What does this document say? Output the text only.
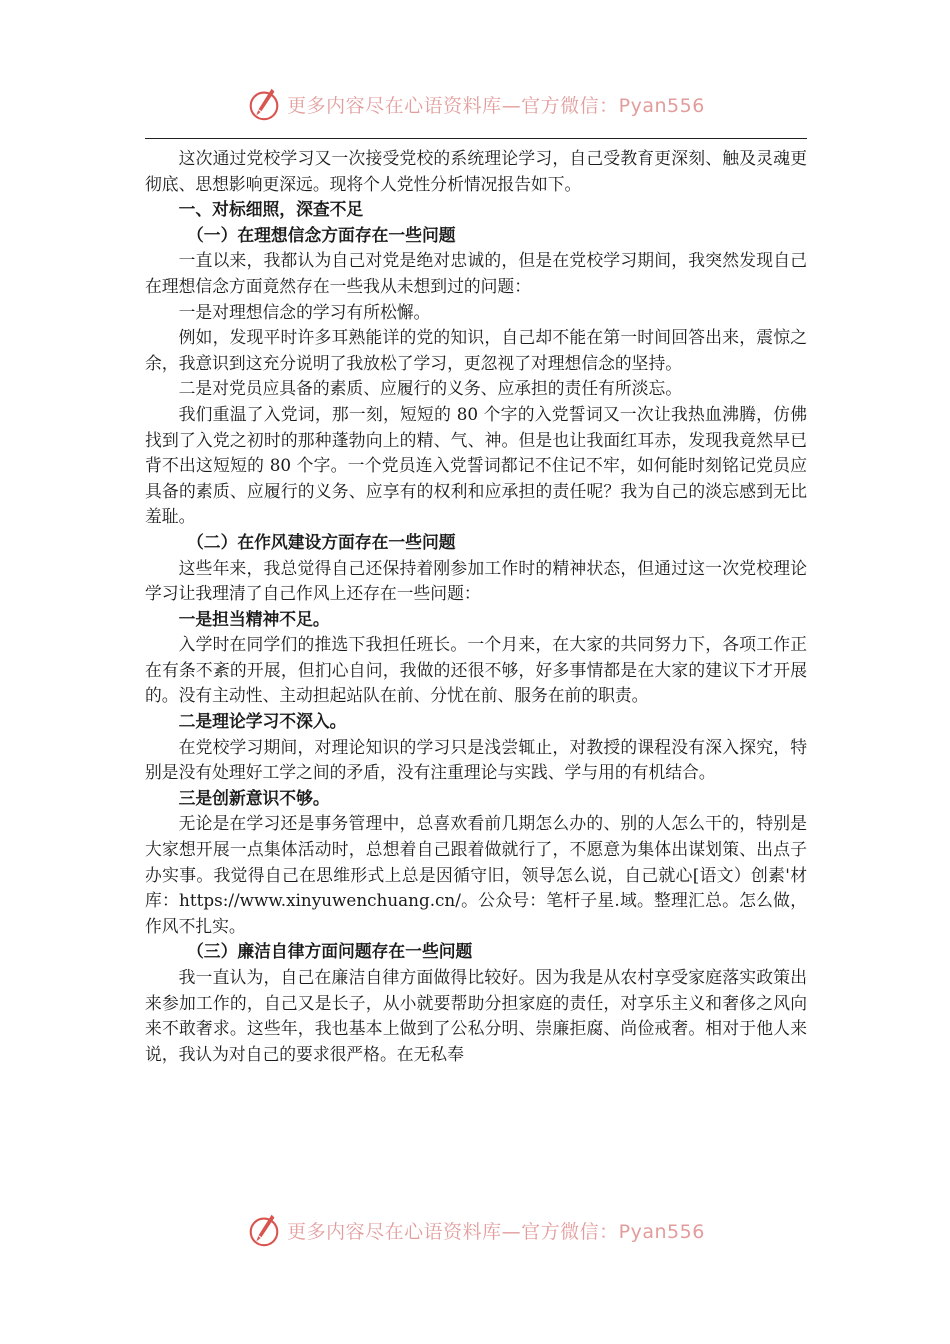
更多内容尽在心语资料库—官方微信：Pyan556

这次通过党校学习又一次接受党校的系统理论学习，自己受教育更深刻、触及灵魂更彻底、思想影响更深远。现将个人党性分析情况报告如下。

一、对标细照，深查不足

（一）在理想信念方面存在一些问题

一直以来，我都认为自己对党是绝对忠诚的，但是在党校学习期间，我突然发现自己在理想信念方面竟然存在一些我从未想到过的问题：

一是对理想信念的学习有所松懈。

例如，发现平时许多耳熟能详的党的知识，自己却不能在第一时间回答出来，震惊之余，我意识到这充分说明了我放松了学习，更忽视了对理想信念的坚持。

二是对党员应具备的素质、应履行的义务、应承担的责任有所淡忘。

我们重温了入党词，那一刻，短短的 80 个字的入党誓词又一次让我热血沸腾，仿佛找到了入党之初时的那种蓬勃向上的精、气、神。但是也让我面红耳赤，发现我竟然早已背不出这短短的 80 个字。一个党员连入党誓词都记不住记不牢，如何能时刻铭记党员应具备的素质、应履行的义务、应享有的权利和应承担的责任呢？我为自己的淡忘感到无比羞耻。

（二）在作风建设方面存在一些问题

这些年来，我总觉得自己还保持着刚参加工作时的精神状态，但通过这一次党校理论学习让我理清了自己作风上还存在一些问题：

一是担当精神不足。

入学时在同学们的推选下我担任班长。一个月来，在大家的共同努力下，各项工作正在有条不紊的开展，但扪心自问，我做的还很不够，好多事情都是在大家的建议下才开展的。没有主动性、主动担起站队在前、分忧在前、服务在前的职责。

二是理论学习不深入。

在党校学习期间，对理论知识的学习只是浅尝辄止，对教授的课程没有深入探究，特别是没有处理好工学之间的矛盾，没有注重理论与实践、学与用的有机结合。

三是创新意识不够。

无论是在学习还是事务管理中，总喜欢看前几期怎么办的、别的人怎么干的，特别是大家想开展一点集体活动时，总想着自己跟着做就行了，不愿意为集体出谋划策、出点子办实事。我觉得自己在思维形式上总是因循守旧，领导怎么说，自己就心[语文）创素'材库：https://www.xinyuwenchuang.cn/。公众号：笔杆子星.域。整理汇总。怎么做，作风不扎实。

（三）廉洁自律方面问题存在一些问题

我一直认为，自己在廉洁自律方面做得比较好。因为我是从农村享受家庭落实政策出来参加工作的，自己又是长子，从小就要帮助分担家庭的责任，对享乐主义和奢侈之风向来不敢奢求。这些年，我也基本上做到了公私分明、崇廉拒腐、尚俭戒奢。相对于他人来说，我认为对自己的要求很严格。在无私奉

更多内容尽在心语资料库—官方微信：Pyan556
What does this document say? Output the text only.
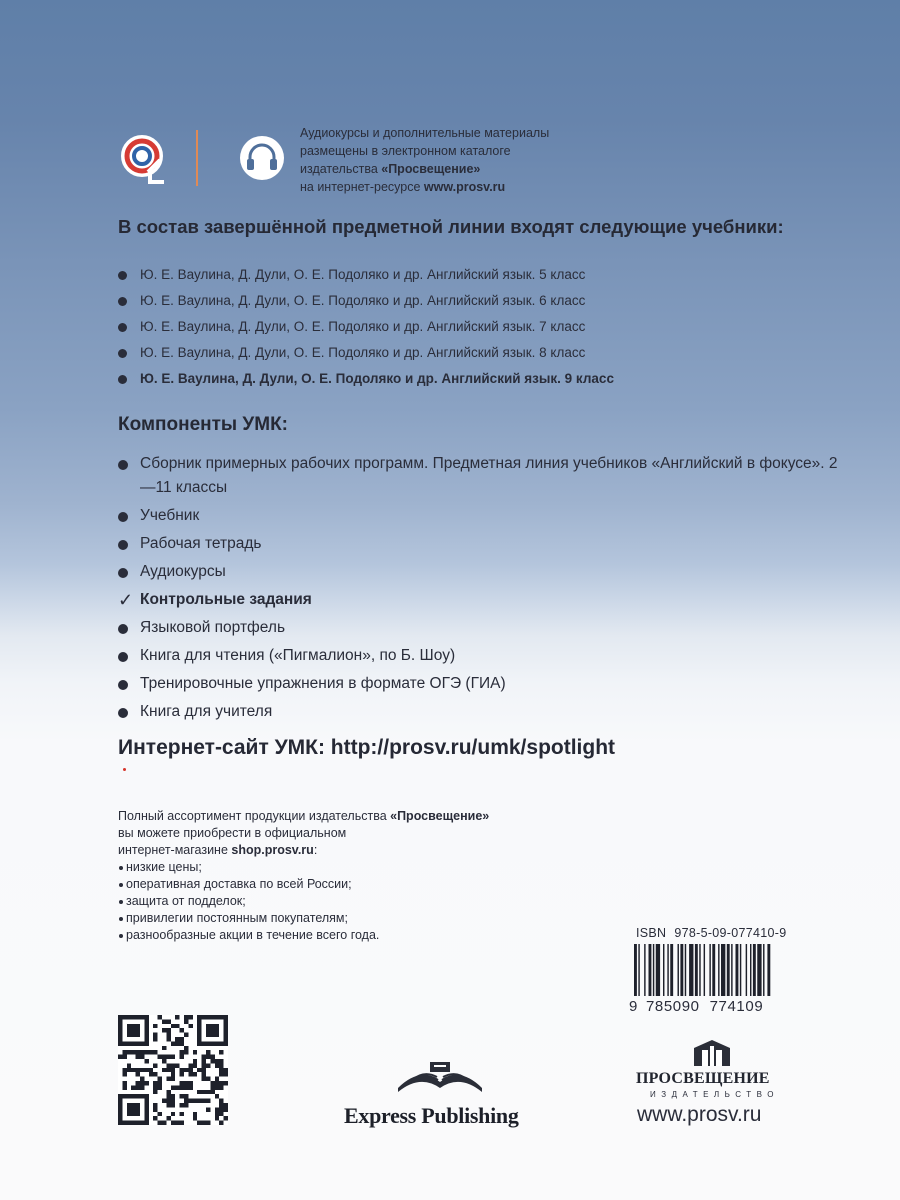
Аудиокурсы и дополнительные материалы
размещены в электронном каталоге
издательства «Просвещение»
на интернет-ресурсе www.prosv.ru
В состав завершённой предметной линии входят следующие учебники:
Ю. Е. Ваулина, Д. Дули, О. Е. Подоляко и др. Английский язык. 5 класс
Ю. Е. Ваулина, Д. Дули, О. Е. Подоляко и др. Английский язык. 6 класс
Ю. Е. Ваулина, Д. Дули, О. Е. Подоляко и др. Английский язык. 7 класс
Ю. Е. Ваулина, Д. Дули, О. Е. Подоляко и др. Английский язык. 8 класс
Ю. Е. Ваулина, Д. Дули, О. Е. Подоляко и др. Английский язык. 9 класс
Компоненты УМК:
Сборник примерных рабочих программ. Предметная линия учебников «Английский в фокусе». 2—11 классы
Учебник
Рабочая тетрадь
Аудиокурсы
✓ Контрольные задания
Языковой портфель
Книга для чтения («Пигмалион», по Б. Шоу)
Тренировочные упражнения в формате ОГЭ (ГИА)
Книга для учителя
Интернет-сайт УМК: http://prosv.ru/umk/spotlight
Полный ассортимент продукции издательства «Просвещение»
вы можете приобрести в официальном
интернет-магазине shop.prosv.ru:
низкие цены;
оперативная доставка по всей России;
защита от подделок;
привилегии постоянным покупателям;
разнообразные акции в течение всего года.	ISBN 978-5-09-077410-9
9 785090 774109
Express Publishing
ПРОСВЕЩЕНИЕ
ИЗДАТЕЛЬСТВО
www.prosv.ru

• • •

Reproduce every line precisely as given, omitting all pictures.

WORKED SOLUTION |
What does this document say? Output the text only.
更多内容尽在心语资料库—官方微信：Pyan556

这次通过党校学习又一次接受党校的系统理论学习，自己受教育更深刻、触及灵魂更彻底、思想影响更深远。现将个人党性分析情况报告如下。

一、对标细照，深查不足

（一）在理想信念方面存在一些问题

一直以来，我都认为自己对党是绝对忠诚的，但是在党校学习期间，我突然发现自己在理想信念方面竟然存在一些我从未想到过的问题：

一是对理想信念的学习有所松懈。

例如，发现平时许多耳熟能详的党的知识，自己却不能在第一时间回答出来，震惊之余，我意识到这充分说明了我放松了学习，更忽视了对理想信念的坚持。

二是对党员应具备的素质、应履行的义务、应承担的责任有所淡忘。

我们重温了入党词，那一刻，短短的 80 个字的入党誓词又一次让我热血沸腾，仿佛找到了入党之初时的那种蓬勃向上的精、气、神。但是也让我面红耳赤，发现我竟然早已背不出这短短的 80 个字。一个党员连入党誓词都记不住记不牢，如何能时刻铭记党员应具备的素质、应履行的义务、应享有的权利和应承担的责任呢？我为自己的淡忘感到无比羞耻。

（二）在作风建设方面存在一些问题

这些年来，我总觉得自己还保持着刚参加工作时的精神状态，但通过这一次党校理论学习让我理清了自己作风上还存在一些问题：

一是担当精神不足。

入学时在同学们的推选下我担任班长。一个月来，在大家的共同努力下，各项工作正在有条不紊的开展，但扪心自问，我做的还很不够，好多事情都是在大家的建议下才开展的。没有主动性、主动担起站队在前、分忧在前、服务在前的职责。

二是理论学习不深入。

在党校学习期间，对理论知识的学习只是浅尝辄止，对教授的课程没有深入探究，特别是没有处理好工学之间的矛盾，没有注重理论与实践、学与用的有机结合。

三是创新意识不够。

无论是在学习还是事务管理中，总喜欢看前几期怎么办的、别的人怎么干的，特别是大家想开展一点集体活动时，总想着自己跟着做就行了，不愿意为集体出谋划策、出点子办实事。我觉得自己在思维形式上总是因循守旧，领导怎么说，自己就心[语文）创素'材库：https://www.xinyuwenchuang.cn/。公众号：笔杆子星.域。整理汇总。怎么做，作风不扎实。

（三）廉洁自律方面问题存在一些问题

我一直认为，自己在廉洁自律方面做得比较好。因为我是从农村享受家庭落实政策出来参加工作的，自己又是长子，从小就要帮助分担家庭的责任，对享乐主义和奢侈之风向来不敢奢求。这些年，我也基本上做到了公私分明、崇廉拒腐、尚俭戒奢。相对于他人来说，我认为对自己的要求很严格。在无私奉

更多内容尽在心语资料库—官方微信：Pyan556
What does this document say? Output the text only.
Аудиокурсы и дополнительные материалы
размещены в электронном каталоге
издательства «Просвещение»
на интернет-ресурсе www.prosv.ru
В состав завершённой предметной линии входят следующие учебники:
Ю. Е. Ваулина, Д. Дули, О. Е. Подоляко и др. Английский язык. 5 класс
Ю. Е. Ваулина, Д. Дули, О. Е. Подоляко и др. Английский язык. 6 класс
Ю. Е. Ваулина, Д. Дули, О. Е. Подоляко и др. Английский язык. 7 класс
Ю. Е. Ваулина, Д. Дули, О. Е. Подоляко и др. Английский язык. 8 класс
Ю. Е. Ваулина, Д. Дули, О. Е. Подоляко и др. Английский язык. 9 класс
Компоненты УМК:
Сборник примерных рабочих программ. Предметная линия учебников «Английский в фокусе». 2—11 классы
Учебник
Рабочая тетрадь
Аудиокурсы
✓ Контрольные задания
Языковой портфель
Книга для чтения («Пигмалион», по Б. Шоу)
Тренировочные упражнения в формате ОГЭ (ГИА)
Книга для учителя
Интернет-сайт УМК: http://prosv.ru/umk/spotlight
Полный ассортимент продукции издательства «Просвещение»
вы можете приобрести в официальном
интернет-магазине shop.prosv.ru:
низкие цены;
оперативная доставка по всей России;
защита от подделок;
привилегии постоянным покупателям;
разнообразные акции в течение всего года.	ISBN 978-5-09-077410-9
9 785090 774109
Express Publishing
ПРОСВЕЩЕНИЕ
ИЗДАТЕЛЬСТВО
www.prosv.ru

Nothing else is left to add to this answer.